## Task
Transcribe the lines below verbatim, skipping the images.

#### Data section ####

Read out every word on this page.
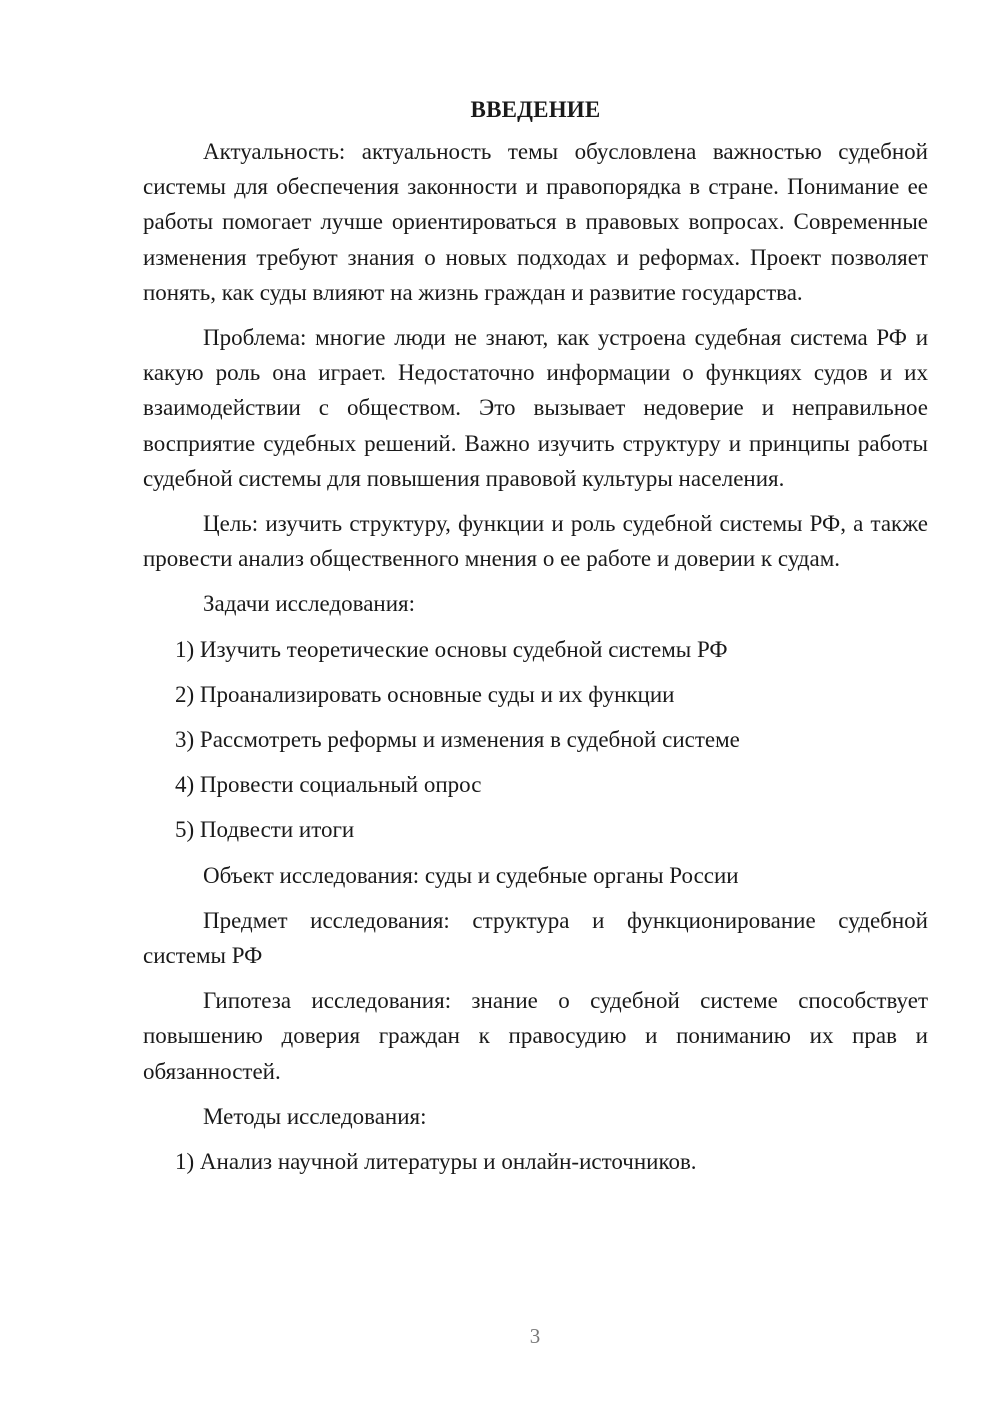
ВВЕДЕНИЕ

Актуальность: актуальность темы обусловлена важностью судебной системы для обеспечения законности и правопорядка в стране. Понимание ее работы помогает лучше ориентироваться в правовых вопросах. Современные изменения требуют знания о новых подходах и реформах. Проект позволяет понять, как суды влияют на жизнь граждан и развитие государства.

Проблема: многие люди не знают, как устроена судебная система РФ и какую роль она играет. Недостаточно информации о функциях судов и их взаимодействии с обществом. Это вызывает недоверие и неправильное восприятие судебных решений. Важно изучить структуру и принципы работы судебной системы для повышения правовой культуры населения.

Цель: изучить структуру, функции и роль судебной системы РФ, а также провести анализ общественного мнения о ее работе и доверии к судам.

Задачи исследования:

1) Изучить теоретические основы судебной системы РФ
2) Проанализировать основные суды и их функции
3) Рассмотреть реформы и изменения в судебной системе
4) Провести социальный опрос
5) Подвести итоги

Объект исследования: суды и судебные органы России

Предмет исследования: структура и функционирование судебной системы РФ

Гипотеза исследования: знание о судебной системе способствует повышению доверия граждан к правосудию и пониманию их прав и обязанностей.

Методы исследования:

1) Анализ научной литературы и онлайн-источников.
3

####

## Result for this task
Read out every word on this page.
ВВЕДЕНИЕ

Актуальность: актуальность темы обусловлена важностью судебной системы для обеспечения законности и правопорядка в стране. Понимание ее работы помогает лучше ориентироваться в правовых вопросах. Современные изменения требуют знания о новых подходах и реформах. Проект позволяет понять, как суды влияют на жизнь граждан и развитие государства.

Проблема: многие люди не знают, как устроена судебная система РФ и какую роль она играет. Недостаточно информации о функциях судов и их взаимодействии с обществом. Это вызывает недоверие и неправильное восприятие судебных решений. Важно изучить структуру и принципы работы судебной системы для повышения правовой культуры населения.

Цель: изучить структуру, функции и роль судебной системы РФ, а также провести анализ общественного мнения о ее работе и доверии к судам.

Задачи исследования:

1) Изучить теоретические основы судебной системы РФ
2) Проанализировать основные суды и их функции
3) Рассмотреть реформы и изменения в судебной системе
4) Провести социальный опрос
5) Подвести итоги

Объект исследования: суды и судебные органы России

Предмет исследования: структура и функционирование судебной системы РФ

Гипотеза исследования: знание о судебной системе способствует повышению доверия граждан к правосудию и пониманию их прав и обязанностей.

Методы исследования:

1) Анализ научной литературы и онлайн-источников.
3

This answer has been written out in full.